### WHAT YOU HAVE TO DO
Will you write out the data exactly, excluding every picture?

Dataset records
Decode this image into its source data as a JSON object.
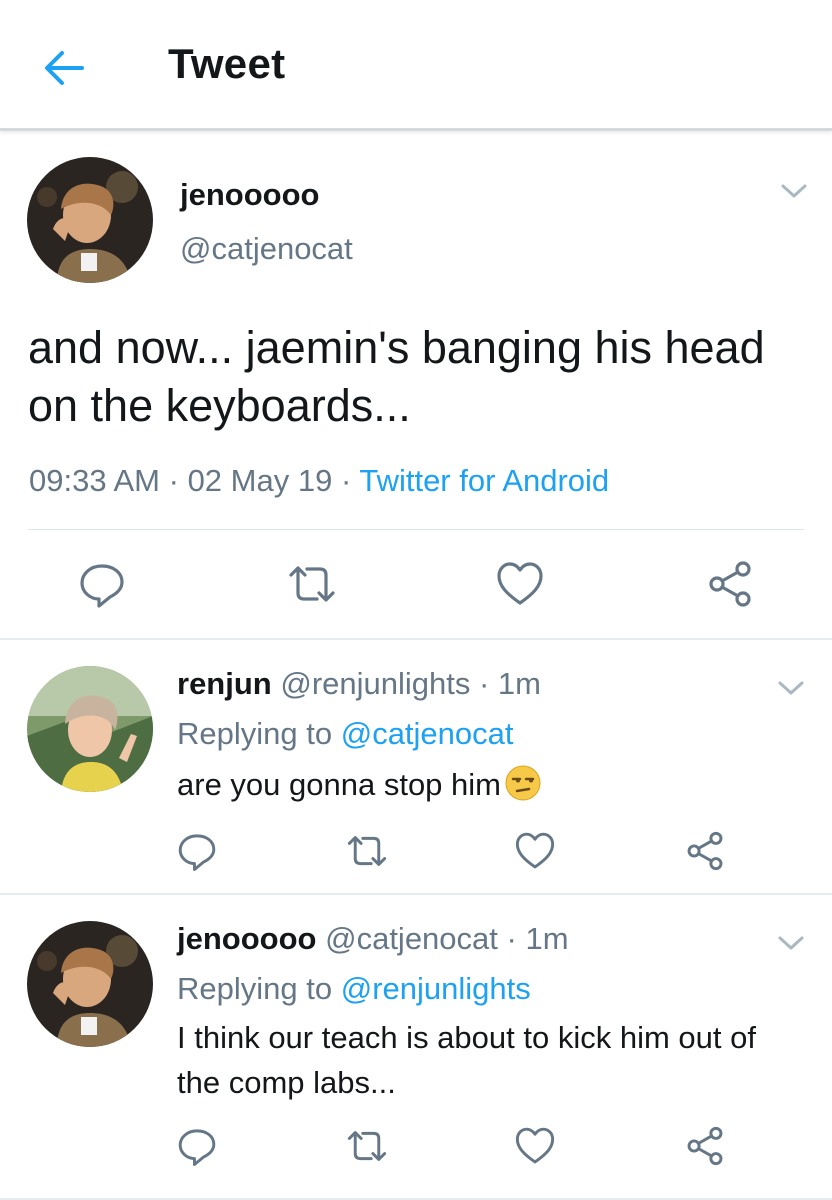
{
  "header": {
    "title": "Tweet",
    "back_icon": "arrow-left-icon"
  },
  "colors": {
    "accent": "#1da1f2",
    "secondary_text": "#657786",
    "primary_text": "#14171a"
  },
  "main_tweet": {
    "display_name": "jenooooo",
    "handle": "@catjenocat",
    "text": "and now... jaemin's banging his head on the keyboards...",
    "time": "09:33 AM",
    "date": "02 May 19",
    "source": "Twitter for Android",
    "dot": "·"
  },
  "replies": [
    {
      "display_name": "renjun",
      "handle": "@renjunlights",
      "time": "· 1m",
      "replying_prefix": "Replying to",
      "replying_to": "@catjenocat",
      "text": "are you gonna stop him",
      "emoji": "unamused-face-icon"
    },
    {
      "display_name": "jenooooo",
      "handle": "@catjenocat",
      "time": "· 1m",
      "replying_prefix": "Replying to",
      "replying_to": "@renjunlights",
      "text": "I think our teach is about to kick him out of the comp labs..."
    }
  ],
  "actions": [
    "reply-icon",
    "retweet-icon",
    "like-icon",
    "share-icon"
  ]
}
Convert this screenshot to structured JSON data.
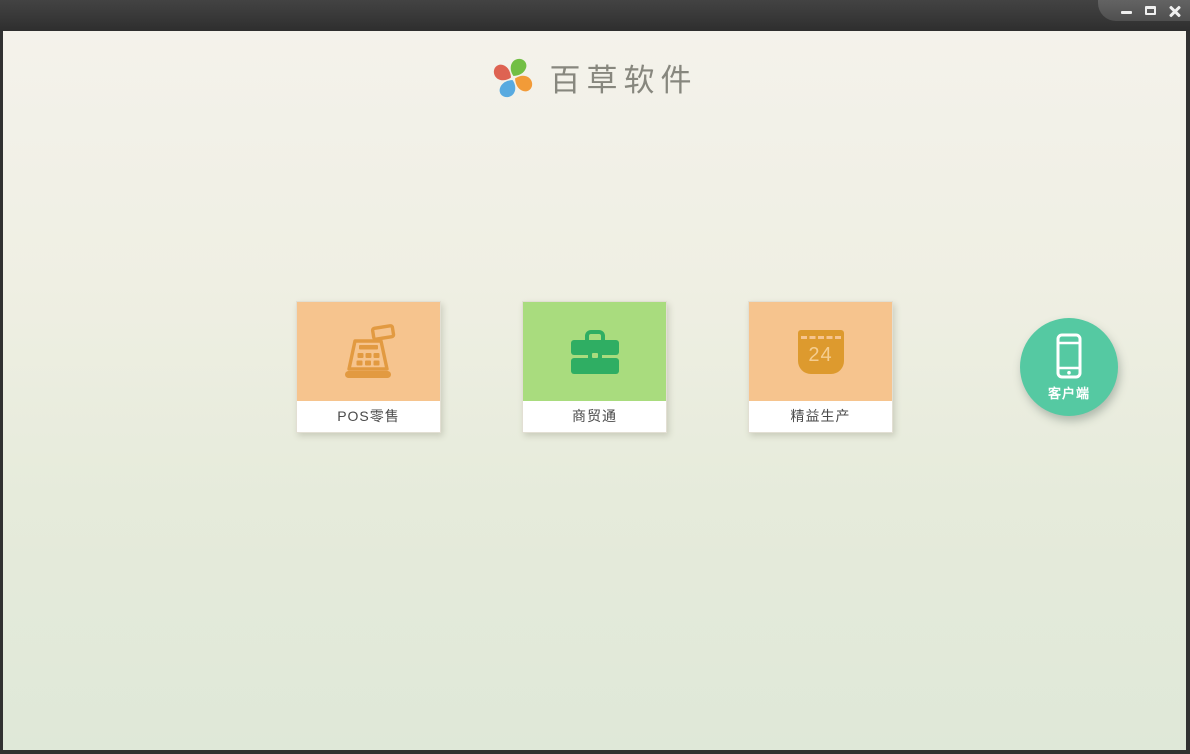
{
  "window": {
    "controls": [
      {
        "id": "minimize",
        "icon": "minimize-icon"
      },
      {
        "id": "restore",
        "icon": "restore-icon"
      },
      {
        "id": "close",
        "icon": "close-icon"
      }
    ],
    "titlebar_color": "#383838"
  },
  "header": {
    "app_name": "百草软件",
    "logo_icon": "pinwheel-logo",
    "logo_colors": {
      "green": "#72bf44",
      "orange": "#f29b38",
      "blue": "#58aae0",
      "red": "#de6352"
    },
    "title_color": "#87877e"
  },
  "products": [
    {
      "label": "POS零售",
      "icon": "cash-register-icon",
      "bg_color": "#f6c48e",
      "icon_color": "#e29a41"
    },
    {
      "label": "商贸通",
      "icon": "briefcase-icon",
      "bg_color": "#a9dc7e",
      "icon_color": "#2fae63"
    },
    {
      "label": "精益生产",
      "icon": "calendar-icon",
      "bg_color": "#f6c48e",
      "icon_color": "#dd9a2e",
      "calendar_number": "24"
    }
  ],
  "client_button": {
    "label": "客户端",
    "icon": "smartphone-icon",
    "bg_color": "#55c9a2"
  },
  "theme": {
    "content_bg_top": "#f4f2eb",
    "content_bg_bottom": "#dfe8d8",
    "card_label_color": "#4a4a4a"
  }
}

### THE REPLY
Decode this image into its source data as a JSON object.
{
  "header": {
    "title": "Tweet",
    "back_icon": "arrow-left-icon"
  },
  "colors": {
    "accent": "#1da1f2",
    "secondary_text": "#657786",
    "primary_text": "#14171a"
  },
  "main_tweet": {
    "display_name": "jenooooo",
    "handle": "@catjenocat",
    "text": "and now... jaemin's banging his head on the keyboards...",
    "time": "09:33 AM",
    "date": "02 May 19",
    "source": "Twitter for Android",
    "dot": "·"
  },
  "replies": [
    {
      "display_name": "renjun",
      "handle": "@renjunlights",
      "time": "· 1m",
      "replying_prefix": "Replying to",
      "replying_to": "@catjenocat",
      "text": "are you gonna stop him",
      "emoji": "unamused-face-icon"
    },
    {
      "display_name": "jenooooo",
      "handle": "@catjenocat",
      "time": "· 1m",
      "replying_prefix": "Replying to",
      "replying_to": "@renjunlights",
      "text": "I think our teach is about to kick him out of the comp labs..."
    }
  ],
  "actions": [
    "reply-icon",
    "retweet-icon",
    "like-icon",
    "share-icon"
  ]
}
Convert this screenshot to structured JSON data.
{
  "window": {
    "controls": [
      {
        "id": "minimize",
        "icon": "minimize-icon"
      },
      {
        "id": "restore",
        "icon": "restore-icon"
      },
      {
        "id": "close",
        "icon": "close-icon"
      }
    ],
    "titlebar_color": "#383838"
  },
  "header": {
    "app_name": "百草软件",
    "logo_icon": "pinwheel-logo",
    "logo_colors": {
      "green": "#72bf44",
      "orange": "#f29b38",
      "blue": "#58aae0",
      "red": "#de6352"
    },
    "title_color": "#87877e"
  },
  "products": [
    {
      "label": "POS零售",
      "icon": "cash-register-icon",
      "bg_color": "#f6c48e",
      "icon_color": "#e29a41"
    },
    {
      "label": "商贸通",
      "icon": "briefcase-icon",
      "bg_color": "#a9dc7e",
      "icon_color": "#2fae63"
    },
    {
      "label": "精益生产",
      "icon": "calendar-icon",
      "bg_color": "#f6c48e",
      "icon_color": "#dd9a2e",
      "calendar_number": "24"
    }
  ],
  "client_button": {
    "label": "客户端",
    "icon": "smartphone-icon",
    "bg_color": "#55c9a2"
  },
  "theme": {
    "content_bg_top": "#f4f2eb",
    "content_bg_bottom": "#dfe8d8",
    "card_label_color": "#4a4a4a"
  }
}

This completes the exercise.